• What is needed:
Reproduce every line of the material below, but drop the pictures.

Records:
- - -
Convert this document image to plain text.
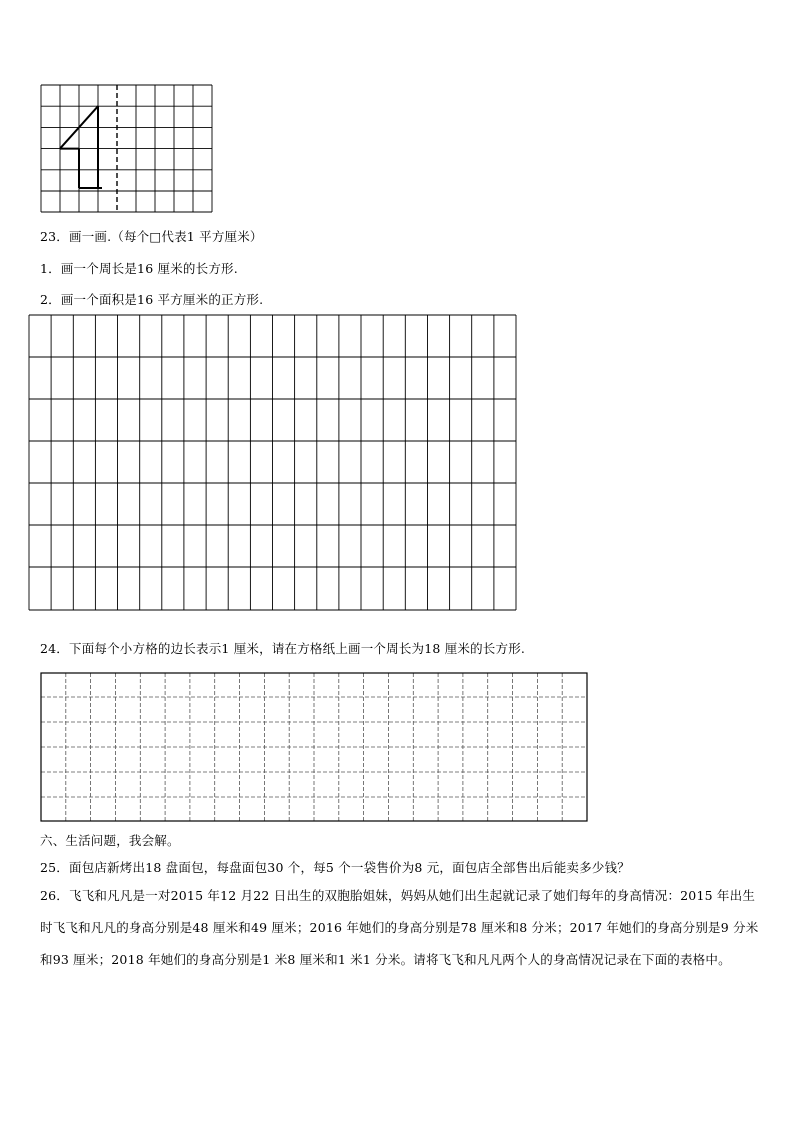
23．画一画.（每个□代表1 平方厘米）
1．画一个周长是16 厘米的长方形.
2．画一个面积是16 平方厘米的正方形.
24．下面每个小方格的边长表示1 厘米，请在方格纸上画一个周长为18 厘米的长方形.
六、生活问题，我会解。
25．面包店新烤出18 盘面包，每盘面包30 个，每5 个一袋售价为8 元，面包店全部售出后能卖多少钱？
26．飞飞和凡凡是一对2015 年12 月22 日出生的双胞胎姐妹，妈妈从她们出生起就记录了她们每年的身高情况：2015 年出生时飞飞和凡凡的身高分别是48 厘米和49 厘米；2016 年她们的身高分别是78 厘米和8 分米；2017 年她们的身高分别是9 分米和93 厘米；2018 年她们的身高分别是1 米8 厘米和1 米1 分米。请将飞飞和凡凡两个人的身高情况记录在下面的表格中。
- - -
• Response below:
Convert this document image to plain text.
23．画一画.（每个□代表1 平方厘米）
1．画一个周长是16 厘米的长方形.
2．画一个面积是16 平方厘米的正方形.
24．下面每个小方格的边长表示1 厘米，请在方格纸上画一个周长为18 厘米的长方形.
六、生活问题，我会解。
25．面包店新烤出18 盘面包，每盘面包30 个，每5 个一袋售价为8 元，面包店全部售出后能卖多少钱？
26．飞飞和凡凡是一对2015 年12 月22 日出生的双胞胎姐妹，妈妈从她们出生起就记录了她们每年的身高情况：2015 年出生时飞飞和凡凡的身高分别是48 厘米和49 厘米；2016 年她们的身高分别是78 厘米和8 分米；2017 年她们的身高分别是9 分米和93 厘米；2018 年她们的身高分别是1 米8 厘米和1 米1 分米。请将飞飞和凡凡两个人的身高情况记录在下面的表格中。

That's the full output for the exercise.